■ Task to carry out
Collect from the data below each line with "Systems".

--- Begin Data ---

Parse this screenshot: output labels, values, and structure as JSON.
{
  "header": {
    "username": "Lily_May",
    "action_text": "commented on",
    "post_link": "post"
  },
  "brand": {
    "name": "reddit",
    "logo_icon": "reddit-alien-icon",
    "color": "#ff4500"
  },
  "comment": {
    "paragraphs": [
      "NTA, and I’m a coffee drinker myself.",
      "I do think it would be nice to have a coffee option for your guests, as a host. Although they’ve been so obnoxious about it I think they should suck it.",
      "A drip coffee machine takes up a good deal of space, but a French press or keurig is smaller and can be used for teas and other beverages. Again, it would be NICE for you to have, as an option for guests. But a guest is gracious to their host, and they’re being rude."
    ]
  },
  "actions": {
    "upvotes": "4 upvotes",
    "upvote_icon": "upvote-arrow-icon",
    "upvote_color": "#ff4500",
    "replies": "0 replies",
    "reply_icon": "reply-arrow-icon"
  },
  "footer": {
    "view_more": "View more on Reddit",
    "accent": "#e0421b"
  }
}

--- End Data ---
--- Begin Data ---

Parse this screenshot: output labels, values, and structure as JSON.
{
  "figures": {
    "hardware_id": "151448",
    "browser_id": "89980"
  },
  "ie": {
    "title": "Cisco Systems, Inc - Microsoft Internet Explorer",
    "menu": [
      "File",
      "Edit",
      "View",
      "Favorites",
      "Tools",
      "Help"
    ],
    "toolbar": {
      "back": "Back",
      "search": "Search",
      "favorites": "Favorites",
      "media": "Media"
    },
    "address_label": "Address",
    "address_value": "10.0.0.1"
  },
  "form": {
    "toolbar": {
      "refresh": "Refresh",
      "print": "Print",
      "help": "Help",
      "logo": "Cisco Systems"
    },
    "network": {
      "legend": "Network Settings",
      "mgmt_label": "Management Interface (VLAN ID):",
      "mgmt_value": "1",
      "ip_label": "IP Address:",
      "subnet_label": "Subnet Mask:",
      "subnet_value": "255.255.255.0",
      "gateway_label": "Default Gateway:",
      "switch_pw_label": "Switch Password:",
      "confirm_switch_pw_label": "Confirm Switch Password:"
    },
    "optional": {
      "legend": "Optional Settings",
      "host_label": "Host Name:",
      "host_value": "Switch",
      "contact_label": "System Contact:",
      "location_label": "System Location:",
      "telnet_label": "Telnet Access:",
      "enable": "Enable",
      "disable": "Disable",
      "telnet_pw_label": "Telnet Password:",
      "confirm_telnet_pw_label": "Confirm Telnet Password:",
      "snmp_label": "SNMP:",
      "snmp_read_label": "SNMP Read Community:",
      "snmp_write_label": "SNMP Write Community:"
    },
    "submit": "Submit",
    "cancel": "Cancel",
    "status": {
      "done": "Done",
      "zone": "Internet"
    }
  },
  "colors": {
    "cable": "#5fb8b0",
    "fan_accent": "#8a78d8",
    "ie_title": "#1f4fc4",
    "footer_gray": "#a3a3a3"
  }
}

--- End Data ---

■ Final answer
    "title": "Cisco Systems, Inc - Microsoft Internet Explorer",
      "logo": "Cisco Systems"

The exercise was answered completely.